[Stored entries]
#####

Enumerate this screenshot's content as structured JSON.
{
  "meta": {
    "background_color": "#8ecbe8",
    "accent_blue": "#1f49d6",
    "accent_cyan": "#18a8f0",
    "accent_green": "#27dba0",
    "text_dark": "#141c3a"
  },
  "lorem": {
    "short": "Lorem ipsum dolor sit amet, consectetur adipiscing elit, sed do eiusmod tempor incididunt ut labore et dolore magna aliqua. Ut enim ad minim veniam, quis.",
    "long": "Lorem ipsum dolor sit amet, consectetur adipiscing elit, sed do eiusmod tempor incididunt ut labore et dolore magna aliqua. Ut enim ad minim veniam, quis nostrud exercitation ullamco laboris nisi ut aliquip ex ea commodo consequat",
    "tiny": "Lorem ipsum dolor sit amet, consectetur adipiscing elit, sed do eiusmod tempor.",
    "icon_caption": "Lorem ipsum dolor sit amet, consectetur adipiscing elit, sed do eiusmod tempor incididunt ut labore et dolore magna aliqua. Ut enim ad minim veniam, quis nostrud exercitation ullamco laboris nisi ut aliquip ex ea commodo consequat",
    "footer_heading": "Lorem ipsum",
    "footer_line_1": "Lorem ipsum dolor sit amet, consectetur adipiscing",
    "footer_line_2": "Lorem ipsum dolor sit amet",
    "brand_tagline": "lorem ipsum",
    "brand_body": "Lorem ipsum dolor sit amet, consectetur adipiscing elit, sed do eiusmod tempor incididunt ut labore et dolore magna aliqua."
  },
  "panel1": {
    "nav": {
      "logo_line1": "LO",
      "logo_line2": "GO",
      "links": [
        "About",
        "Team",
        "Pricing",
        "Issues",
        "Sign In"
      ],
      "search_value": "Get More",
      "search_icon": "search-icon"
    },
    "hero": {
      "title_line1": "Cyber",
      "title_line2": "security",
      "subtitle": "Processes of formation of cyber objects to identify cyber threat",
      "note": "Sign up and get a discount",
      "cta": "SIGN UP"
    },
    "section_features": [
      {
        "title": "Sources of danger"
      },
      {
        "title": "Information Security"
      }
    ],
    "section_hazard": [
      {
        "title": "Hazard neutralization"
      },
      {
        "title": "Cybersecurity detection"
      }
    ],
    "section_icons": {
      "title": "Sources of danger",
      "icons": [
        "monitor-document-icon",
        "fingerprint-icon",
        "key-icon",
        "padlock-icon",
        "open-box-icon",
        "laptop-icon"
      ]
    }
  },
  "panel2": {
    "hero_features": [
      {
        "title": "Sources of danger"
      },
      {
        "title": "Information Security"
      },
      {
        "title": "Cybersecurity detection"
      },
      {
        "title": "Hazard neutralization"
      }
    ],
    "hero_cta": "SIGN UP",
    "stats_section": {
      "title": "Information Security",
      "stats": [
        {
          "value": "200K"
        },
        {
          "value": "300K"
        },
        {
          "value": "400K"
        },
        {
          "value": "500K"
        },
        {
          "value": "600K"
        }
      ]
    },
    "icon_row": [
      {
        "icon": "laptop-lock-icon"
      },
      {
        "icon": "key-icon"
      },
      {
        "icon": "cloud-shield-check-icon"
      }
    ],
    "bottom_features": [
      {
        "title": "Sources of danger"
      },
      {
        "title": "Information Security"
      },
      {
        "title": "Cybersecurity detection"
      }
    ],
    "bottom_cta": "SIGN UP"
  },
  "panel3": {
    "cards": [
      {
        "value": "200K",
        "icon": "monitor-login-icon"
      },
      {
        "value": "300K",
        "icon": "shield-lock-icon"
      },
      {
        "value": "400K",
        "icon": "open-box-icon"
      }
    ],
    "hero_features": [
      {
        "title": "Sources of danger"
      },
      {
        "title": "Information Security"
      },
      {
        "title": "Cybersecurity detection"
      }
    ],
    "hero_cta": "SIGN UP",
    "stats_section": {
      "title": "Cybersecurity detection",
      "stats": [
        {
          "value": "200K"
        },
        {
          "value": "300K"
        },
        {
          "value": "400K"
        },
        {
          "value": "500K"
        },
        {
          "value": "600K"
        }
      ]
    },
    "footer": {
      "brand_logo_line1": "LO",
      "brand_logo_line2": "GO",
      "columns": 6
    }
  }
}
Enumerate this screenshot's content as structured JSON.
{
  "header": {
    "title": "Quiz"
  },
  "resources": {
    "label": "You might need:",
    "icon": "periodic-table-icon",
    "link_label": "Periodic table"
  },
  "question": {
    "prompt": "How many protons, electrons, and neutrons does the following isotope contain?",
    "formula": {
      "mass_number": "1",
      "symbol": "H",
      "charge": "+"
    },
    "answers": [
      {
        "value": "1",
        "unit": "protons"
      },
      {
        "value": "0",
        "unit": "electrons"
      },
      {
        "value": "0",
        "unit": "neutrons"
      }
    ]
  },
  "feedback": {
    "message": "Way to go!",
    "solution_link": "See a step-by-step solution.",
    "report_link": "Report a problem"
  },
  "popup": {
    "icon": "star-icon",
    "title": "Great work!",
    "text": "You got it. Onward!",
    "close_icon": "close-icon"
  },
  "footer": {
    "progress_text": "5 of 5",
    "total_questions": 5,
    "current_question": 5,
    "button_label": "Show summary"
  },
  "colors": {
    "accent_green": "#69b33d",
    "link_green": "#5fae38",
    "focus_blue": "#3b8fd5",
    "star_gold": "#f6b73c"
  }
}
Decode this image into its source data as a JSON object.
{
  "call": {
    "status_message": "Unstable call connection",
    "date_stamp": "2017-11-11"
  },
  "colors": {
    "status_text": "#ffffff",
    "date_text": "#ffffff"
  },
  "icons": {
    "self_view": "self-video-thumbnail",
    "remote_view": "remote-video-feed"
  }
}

#####

What to work on
Begin with the line that contains "Decode this image" and quote each line after it exactly, stopping after the last line of the data.

Exercise output
Decode this image into its source data as a JSON object.
{
  "call": {
    "status_message": "Unstable call connection",
    "date_stamp": "2017-11-11"
  },
  "colors": {
    "status_text": "#ffffff",
    "date_text": "#ffffff"
  },
  "icons": {
    "self_view": "self-video-thumbnail",
    "remote_view": "remote-video-feed"
  }
}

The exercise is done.